Goal of the exercise:
Repeat exactly, and only, the lines from the line containing "Convert this screenshot" through the last line of the records below, including both.

--- begin Data to process ---

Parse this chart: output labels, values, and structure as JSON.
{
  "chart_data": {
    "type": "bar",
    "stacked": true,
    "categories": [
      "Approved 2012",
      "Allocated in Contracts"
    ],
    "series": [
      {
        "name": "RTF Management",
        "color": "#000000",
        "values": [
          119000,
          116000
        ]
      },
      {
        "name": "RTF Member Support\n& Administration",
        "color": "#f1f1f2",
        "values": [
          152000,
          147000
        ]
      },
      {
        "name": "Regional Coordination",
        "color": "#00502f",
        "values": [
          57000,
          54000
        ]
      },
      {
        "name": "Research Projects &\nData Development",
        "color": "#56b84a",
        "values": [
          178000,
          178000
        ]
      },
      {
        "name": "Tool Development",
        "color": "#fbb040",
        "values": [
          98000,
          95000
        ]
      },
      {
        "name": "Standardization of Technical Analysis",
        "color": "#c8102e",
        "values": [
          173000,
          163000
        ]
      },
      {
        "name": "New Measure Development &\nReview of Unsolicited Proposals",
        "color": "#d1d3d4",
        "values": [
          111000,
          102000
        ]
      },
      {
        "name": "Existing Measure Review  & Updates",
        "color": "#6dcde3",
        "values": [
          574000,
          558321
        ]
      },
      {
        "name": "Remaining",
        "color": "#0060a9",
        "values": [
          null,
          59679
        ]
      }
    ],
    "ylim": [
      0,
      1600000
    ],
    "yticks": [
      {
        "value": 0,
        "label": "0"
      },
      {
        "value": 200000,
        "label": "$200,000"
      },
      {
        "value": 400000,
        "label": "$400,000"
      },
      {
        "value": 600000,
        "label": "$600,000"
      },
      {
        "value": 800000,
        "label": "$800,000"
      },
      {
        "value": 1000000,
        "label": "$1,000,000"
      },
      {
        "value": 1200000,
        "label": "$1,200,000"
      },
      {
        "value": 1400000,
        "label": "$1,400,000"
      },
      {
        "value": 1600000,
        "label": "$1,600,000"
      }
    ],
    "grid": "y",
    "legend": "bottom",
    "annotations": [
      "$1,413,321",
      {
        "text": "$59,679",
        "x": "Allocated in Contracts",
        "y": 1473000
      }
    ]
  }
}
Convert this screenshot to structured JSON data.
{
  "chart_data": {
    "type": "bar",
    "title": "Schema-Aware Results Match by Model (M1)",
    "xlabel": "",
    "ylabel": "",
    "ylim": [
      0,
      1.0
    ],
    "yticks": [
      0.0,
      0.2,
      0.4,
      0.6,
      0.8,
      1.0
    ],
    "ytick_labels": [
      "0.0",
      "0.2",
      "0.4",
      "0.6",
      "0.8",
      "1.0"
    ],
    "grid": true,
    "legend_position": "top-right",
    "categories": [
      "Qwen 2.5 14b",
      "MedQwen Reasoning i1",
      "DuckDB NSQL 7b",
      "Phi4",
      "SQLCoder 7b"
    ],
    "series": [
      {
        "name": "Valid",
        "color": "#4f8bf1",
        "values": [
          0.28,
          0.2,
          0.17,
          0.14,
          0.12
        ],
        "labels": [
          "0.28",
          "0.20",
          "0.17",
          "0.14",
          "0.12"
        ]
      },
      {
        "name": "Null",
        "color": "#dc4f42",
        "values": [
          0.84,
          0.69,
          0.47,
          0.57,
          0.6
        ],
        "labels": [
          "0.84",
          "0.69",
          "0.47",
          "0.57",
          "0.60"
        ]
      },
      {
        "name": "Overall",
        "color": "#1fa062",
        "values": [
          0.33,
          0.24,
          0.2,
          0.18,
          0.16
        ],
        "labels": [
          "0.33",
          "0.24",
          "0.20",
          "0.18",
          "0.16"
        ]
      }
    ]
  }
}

--- end Data to process ---

The solution:
Convert this screenshot to structured JSON data.
{
  "chart_data": {
    "type": "bar",
    "title": "Schema-Aware Results Match by Model (M1)",
    "xlabel": "",
    "ylabel": "",
    "ylim": [
      0,
      1.0
    ],
    "yticks": [
      0.0,
      0.2,
      0.4,
      0.6,
      0.8,
      1.0
    ],
    "ytick_labels": [
      "0.0",
      "0.2",
      "0.4",
      "0.6",
      "0.8",
      "1.0"
    ],
    "grid": true,
    "legend_position": "top-right",
    "categories": [
      "Qwen 2.5 14b",
      "MedQwen Reasoning i1",
      "DuckDB NSQL 7b",
      "Phi4",
      "SQLCoder 7b"
    ],
    "series": [
      {
        "name": "Valid",
        "color": "#4f8bf1",
        "values": [
          0.28,
          0.2,
          0.17,
          0.14,
          0.12
        ],
        "labels": [
          "0.28",
          "0.20",
          "0.17",
          "0.14",
          "0.12"
        ]
      },
      {
        "name": "Null",
        "color": "#dc4f42",
        "values": [
          0.84,
          0.69,
          0.47,
          0.57,
          0.6
        ],
        "labels": [
          "0.84",
          "0.69",
          "0.47",
          "0.57",
          "0.60"
        ]
      },
      {
        "name": "Overall",
        "color": "#1fa062",
        "values": [
          0.33,
          0.24,
          0.2,
          0.18,
          0.16
        ],
        "labels": [
          "0.33",
          "0.24",
          "0.20",
          "0.18",
          "0.16"
        ]
      }
    ]
  }
}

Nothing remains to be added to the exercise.